Show each line below that contains the string "title", and treat uppercase and lowercase letters as distinct when matching.

*** DATA SUPPLIED ***

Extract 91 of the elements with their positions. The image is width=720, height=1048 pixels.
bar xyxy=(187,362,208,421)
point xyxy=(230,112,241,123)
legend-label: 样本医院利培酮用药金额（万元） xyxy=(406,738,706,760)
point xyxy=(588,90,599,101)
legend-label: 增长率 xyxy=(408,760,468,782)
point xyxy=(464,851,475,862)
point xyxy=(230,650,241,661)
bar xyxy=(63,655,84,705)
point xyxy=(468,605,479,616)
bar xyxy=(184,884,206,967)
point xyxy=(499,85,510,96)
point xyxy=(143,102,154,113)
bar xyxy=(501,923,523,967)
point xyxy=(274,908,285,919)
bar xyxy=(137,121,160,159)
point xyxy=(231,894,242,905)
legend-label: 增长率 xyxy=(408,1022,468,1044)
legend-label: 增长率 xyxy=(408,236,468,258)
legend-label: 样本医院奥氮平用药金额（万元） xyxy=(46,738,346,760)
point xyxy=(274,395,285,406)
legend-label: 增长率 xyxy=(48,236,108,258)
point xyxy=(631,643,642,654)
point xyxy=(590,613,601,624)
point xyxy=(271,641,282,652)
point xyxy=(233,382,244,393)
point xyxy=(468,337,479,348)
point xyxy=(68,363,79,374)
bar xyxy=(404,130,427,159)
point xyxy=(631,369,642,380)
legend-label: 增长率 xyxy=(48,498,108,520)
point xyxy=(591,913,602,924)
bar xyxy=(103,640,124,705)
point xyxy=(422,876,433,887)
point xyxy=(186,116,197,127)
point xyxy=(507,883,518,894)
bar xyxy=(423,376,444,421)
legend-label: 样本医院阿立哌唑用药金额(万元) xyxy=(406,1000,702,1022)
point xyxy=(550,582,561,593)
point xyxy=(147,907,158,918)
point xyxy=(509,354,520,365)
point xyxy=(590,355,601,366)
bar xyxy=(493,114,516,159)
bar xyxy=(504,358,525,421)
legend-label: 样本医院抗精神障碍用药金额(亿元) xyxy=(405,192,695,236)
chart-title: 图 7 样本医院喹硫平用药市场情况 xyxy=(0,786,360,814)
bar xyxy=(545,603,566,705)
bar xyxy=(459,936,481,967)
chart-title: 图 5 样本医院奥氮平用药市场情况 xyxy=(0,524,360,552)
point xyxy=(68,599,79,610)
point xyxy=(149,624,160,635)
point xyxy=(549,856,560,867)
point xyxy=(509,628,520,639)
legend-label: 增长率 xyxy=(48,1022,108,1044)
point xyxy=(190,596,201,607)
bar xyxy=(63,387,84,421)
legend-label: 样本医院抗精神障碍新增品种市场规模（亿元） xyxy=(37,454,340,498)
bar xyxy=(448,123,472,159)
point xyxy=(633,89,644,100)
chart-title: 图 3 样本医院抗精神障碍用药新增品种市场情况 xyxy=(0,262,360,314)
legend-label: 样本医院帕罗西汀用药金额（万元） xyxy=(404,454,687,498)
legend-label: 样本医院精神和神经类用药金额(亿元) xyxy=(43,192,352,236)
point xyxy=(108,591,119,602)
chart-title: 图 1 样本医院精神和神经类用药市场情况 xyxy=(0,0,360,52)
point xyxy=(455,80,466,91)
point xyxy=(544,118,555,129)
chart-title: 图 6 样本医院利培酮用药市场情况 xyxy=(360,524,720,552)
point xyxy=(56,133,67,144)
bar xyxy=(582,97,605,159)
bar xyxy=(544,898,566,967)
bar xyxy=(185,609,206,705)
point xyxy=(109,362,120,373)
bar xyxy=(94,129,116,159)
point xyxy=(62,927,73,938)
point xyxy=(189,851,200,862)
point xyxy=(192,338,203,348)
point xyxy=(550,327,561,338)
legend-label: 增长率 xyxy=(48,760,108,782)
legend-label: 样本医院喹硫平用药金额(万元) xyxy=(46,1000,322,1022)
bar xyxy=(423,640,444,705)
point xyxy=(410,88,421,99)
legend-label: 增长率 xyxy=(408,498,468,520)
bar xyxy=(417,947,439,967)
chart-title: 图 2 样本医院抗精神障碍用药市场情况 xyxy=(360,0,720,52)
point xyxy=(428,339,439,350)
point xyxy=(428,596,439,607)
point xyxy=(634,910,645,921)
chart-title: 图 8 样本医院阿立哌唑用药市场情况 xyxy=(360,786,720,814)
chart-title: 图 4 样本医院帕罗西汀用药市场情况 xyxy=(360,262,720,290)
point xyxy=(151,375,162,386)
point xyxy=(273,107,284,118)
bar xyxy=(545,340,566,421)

***

▶ [WRITTEN ANSWER]
chart-title: 图 7 样本医院喹硫平用药市场情况 xyxy=(0,786,360,814)
chart-title: 图 5 样本医院奥氮平用药市场情况 xyxy=(0,524,360,552)
chart-title: 图 3 样本医院抗精神障碍用药新增品种市场情况 xyxy=(0,262,360,314)
chart-title: 图 1 样本医院精神和神经类用药市场情况 xyxy=(0,0,360,52)
chart-title: 图 6 样本医院利培酮用药市场情况 xyxy=(360,524,720,552)
chart-title: 图 2 样本医院抗精神障碍用药市场情况 xyxy=(360,0,720,52)
chart-title: 图 8 样本医院阿立哌唑用药市场情况 xyxy=(360,786,720,814)
chart-title: 图 4 样本医院帕罗西汀用药市场情况 xyxy=(360,262,720,290)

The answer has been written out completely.